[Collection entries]
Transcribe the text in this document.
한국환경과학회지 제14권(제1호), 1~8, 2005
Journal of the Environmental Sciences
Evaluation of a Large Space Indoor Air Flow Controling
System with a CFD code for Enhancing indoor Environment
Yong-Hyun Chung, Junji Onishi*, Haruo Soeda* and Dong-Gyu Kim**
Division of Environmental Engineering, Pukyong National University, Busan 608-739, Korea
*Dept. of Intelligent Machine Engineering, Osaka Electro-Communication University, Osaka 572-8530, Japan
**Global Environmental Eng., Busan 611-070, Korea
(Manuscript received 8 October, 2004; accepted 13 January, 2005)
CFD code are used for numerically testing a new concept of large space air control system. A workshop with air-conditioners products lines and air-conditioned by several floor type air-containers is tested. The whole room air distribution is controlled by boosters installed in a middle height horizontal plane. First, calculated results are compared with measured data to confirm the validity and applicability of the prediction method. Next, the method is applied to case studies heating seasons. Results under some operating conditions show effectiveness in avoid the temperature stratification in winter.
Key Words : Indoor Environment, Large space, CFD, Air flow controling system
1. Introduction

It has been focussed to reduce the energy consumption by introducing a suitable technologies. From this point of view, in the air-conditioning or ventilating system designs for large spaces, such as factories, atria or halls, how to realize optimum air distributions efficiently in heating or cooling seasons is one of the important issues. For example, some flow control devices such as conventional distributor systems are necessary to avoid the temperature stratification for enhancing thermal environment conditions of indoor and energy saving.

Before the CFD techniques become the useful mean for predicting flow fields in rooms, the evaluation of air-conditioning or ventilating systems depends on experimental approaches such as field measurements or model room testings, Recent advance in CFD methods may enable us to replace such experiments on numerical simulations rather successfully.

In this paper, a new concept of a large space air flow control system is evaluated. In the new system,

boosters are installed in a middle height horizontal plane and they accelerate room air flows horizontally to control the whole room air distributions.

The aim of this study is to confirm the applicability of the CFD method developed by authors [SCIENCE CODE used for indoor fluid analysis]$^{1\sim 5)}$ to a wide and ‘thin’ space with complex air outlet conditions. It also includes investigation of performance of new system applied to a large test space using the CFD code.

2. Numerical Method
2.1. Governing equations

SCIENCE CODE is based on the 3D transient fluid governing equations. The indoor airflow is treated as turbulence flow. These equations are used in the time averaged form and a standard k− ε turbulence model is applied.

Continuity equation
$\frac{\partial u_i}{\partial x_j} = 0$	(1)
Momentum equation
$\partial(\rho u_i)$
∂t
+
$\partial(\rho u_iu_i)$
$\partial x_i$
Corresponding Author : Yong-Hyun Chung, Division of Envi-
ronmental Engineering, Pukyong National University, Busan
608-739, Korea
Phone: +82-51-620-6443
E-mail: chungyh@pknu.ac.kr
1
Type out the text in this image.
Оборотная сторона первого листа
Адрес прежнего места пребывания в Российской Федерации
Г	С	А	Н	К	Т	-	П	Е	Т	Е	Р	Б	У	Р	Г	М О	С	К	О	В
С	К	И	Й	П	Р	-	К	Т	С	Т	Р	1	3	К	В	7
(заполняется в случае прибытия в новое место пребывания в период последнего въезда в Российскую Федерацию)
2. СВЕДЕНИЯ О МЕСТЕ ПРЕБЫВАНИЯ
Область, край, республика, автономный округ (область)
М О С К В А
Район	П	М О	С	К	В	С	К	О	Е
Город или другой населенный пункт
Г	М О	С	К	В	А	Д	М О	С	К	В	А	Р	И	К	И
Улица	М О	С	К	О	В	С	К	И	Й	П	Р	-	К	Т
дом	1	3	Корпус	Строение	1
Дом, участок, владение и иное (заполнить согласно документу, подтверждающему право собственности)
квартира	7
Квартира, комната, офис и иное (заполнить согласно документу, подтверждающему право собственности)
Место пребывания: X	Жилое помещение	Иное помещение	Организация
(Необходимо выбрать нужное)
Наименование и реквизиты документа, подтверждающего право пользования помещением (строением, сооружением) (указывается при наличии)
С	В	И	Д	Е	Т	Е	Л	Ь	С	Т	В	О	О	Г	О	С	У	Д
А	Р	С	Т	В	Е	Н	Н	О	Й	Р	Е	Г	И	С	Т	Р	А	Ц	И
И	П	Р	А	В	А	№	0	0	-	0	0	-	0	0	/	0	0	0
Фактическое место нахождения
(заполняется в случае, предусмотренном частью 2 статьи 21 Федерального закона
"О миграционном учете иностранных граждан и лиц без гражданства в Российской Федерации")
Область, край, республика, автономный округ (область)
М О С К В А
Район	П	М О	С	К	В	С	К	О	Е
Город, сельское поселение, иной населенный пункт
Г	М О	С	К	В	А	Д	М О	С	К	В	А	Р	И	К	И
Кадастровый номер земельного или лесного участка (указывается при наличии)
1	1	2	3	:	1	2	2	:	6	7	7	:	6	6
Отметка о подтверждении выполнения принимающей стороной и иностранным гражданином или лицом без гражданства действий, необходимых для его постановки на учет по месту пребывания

...

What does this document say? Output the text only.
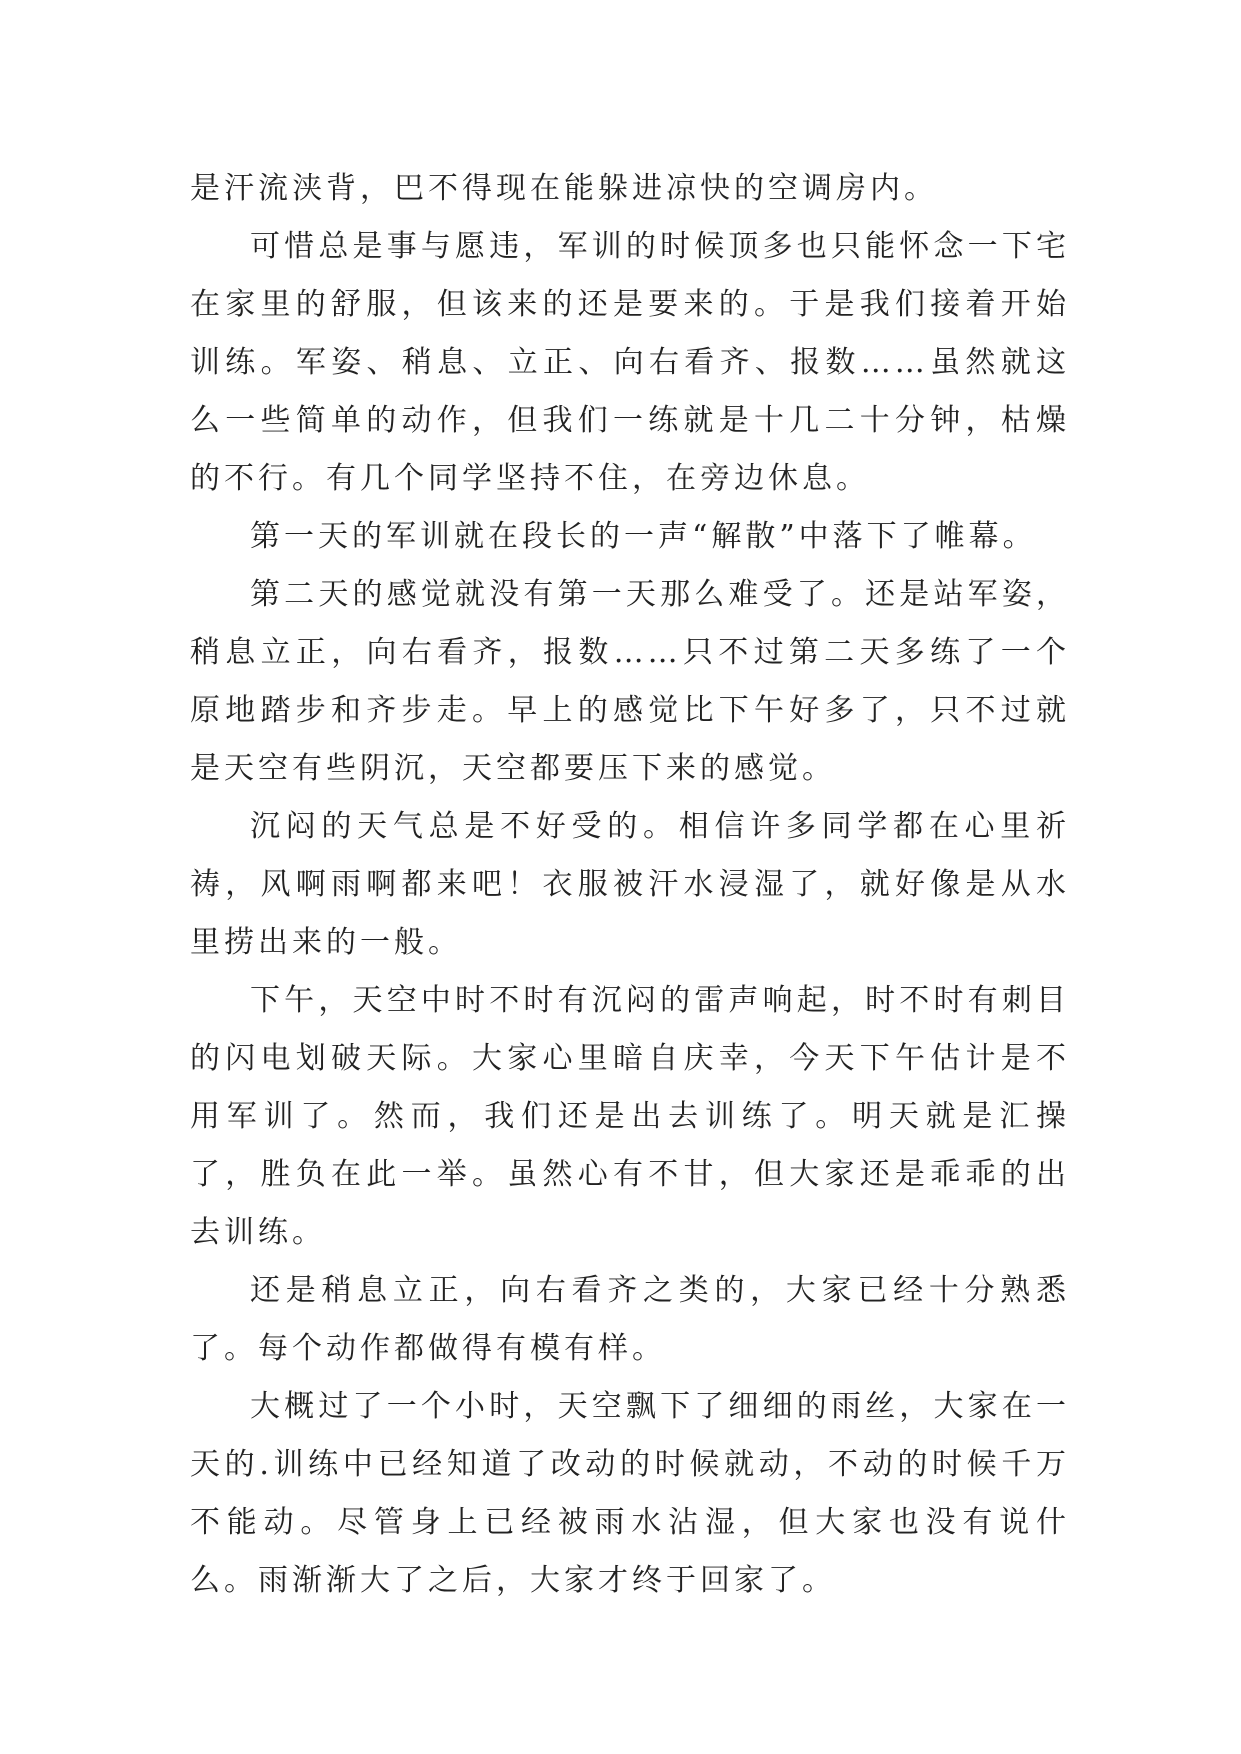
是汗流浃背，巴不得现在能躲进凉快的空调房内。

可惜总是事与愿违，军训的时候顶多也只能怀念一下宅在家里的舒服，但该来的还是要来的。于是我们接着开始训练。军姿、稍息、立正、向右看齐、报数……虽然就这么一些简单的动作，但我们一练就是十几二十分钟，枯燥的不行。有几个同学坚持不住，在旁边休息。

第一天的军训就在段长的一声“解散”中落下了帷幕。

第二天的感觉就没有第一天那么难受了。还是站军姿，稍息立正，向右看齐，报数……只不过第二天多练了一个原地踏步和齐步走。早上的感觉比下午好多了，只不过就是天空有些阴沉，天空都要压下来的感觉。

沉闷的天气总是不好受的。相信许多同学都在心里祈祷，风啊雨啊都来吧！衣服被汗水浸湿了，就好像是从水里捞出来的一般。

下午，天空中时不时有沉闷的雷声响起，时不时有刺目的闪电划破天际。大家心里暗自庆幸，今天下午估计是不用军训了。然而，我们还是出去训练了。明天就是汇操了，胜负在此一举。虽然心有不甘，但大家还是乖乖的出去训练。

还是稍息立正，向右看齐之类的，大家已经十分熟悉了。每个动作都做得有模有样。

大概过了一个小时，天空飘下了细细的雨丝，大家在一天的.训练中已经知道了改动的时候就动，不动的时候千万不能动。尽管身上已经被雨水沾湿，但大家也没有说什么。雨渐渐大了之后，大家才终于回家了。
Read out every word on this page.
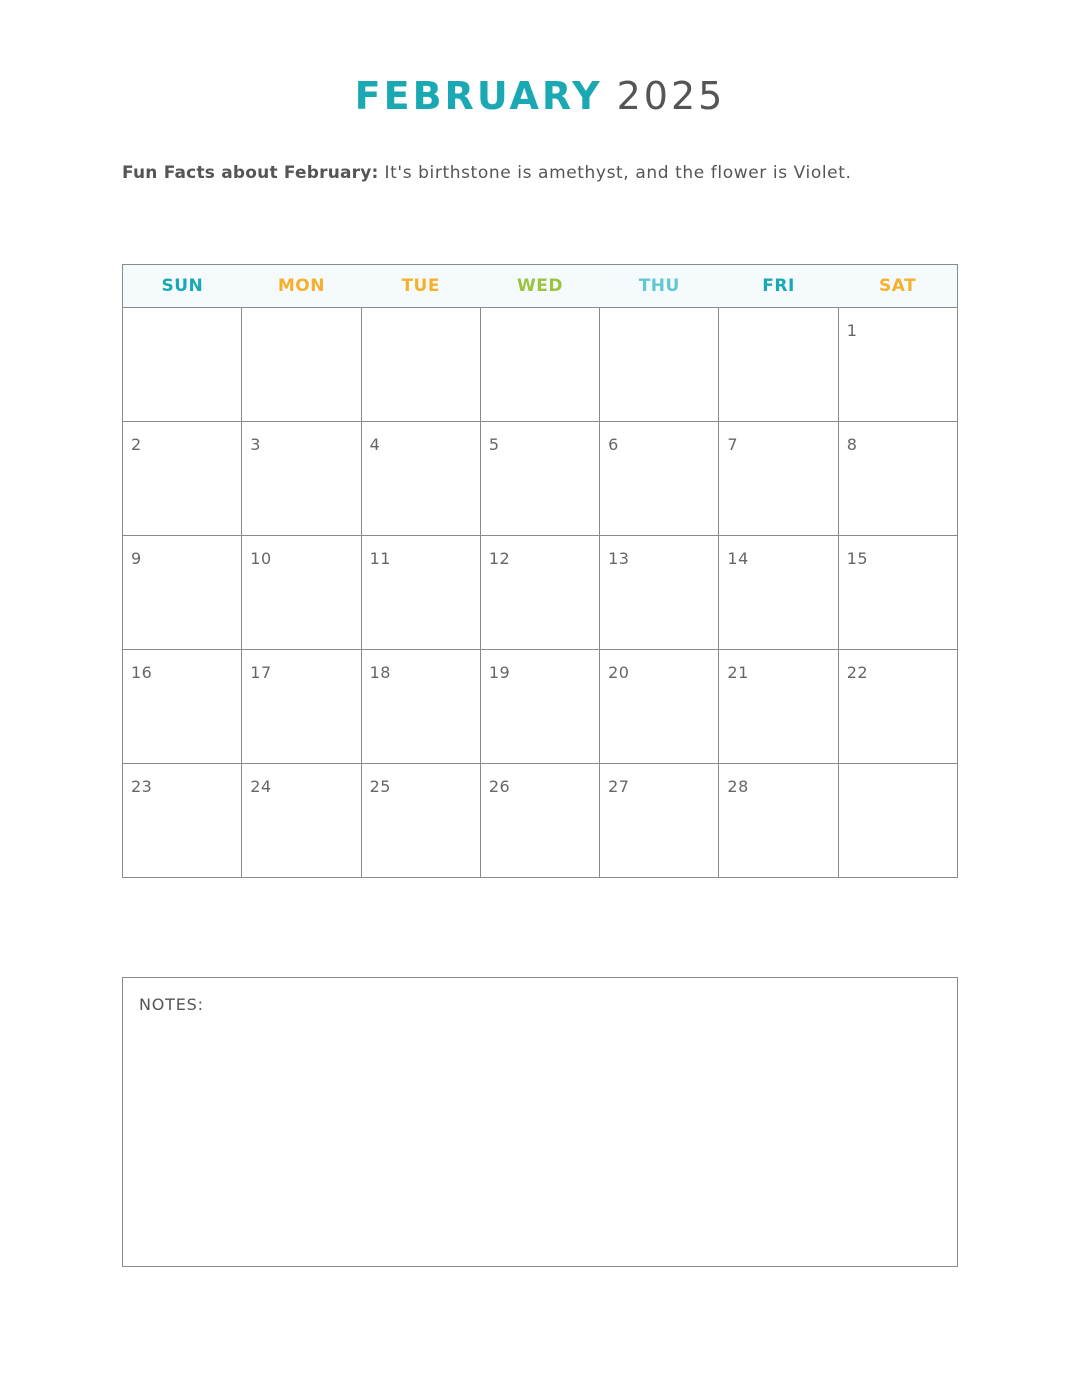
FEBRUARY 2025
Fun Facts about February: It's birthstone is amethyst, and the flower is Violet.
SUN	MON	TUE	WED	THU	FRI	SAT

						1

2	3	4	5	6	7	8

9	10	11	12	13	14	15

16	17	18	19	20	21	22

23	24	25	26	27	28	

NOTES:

--

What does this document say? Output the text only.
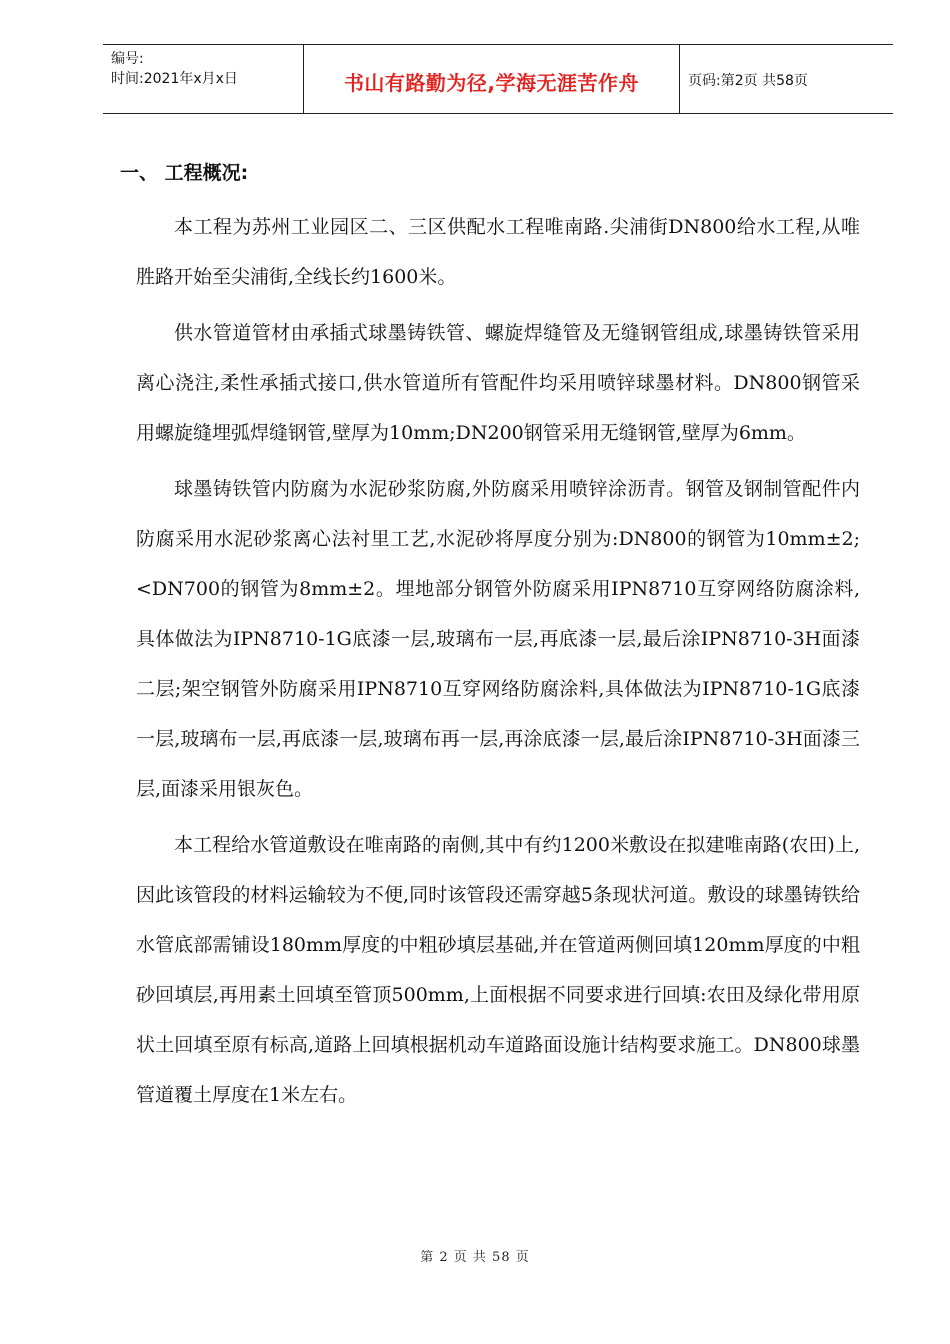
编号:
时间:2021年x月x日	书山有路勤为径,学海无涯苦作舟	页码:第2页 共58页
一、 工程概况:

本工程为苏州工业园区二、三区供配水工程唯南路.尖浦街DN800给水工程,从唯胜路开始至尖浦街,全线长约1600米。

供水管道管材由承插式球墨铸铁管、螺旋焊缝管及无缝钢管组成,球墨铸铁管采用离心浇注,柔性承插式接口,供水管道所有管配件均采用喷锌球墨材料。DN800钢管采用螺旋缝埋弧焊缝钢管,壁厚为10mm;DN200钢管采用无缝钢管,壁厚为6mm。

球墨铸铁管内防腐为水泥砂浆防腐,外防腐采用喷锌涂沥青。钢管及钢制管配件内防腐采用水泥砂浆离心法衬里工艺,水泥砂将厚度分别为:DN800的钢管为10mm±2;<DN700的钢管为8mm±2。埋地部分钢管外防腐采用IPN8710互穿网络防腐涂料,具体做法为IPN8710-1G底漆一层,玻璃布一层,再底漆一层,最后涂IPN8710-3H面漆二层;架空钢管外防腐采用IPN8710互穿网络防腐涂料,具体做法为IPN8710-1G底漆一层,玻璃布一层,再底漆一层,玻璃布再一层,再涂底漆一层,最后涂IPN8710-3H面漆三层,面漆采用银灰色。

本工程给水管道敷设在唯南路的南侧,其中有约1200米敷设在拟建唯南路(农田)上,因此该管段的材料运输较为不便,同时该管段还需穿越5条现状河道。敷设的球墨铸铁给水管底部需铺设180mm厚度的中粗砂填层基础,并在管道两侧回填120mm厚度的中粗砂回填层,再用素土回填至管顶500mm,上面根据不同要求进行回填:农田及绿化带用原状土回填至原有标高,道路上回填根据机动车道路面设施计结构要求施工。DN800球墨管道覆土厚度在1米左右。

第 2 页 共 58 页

What this task involves
Copy all lines of the material above where the string "Город" occurs.

Answer in full
Город или другой населенный пункт
Город, сельское поселение, иной населенный пункт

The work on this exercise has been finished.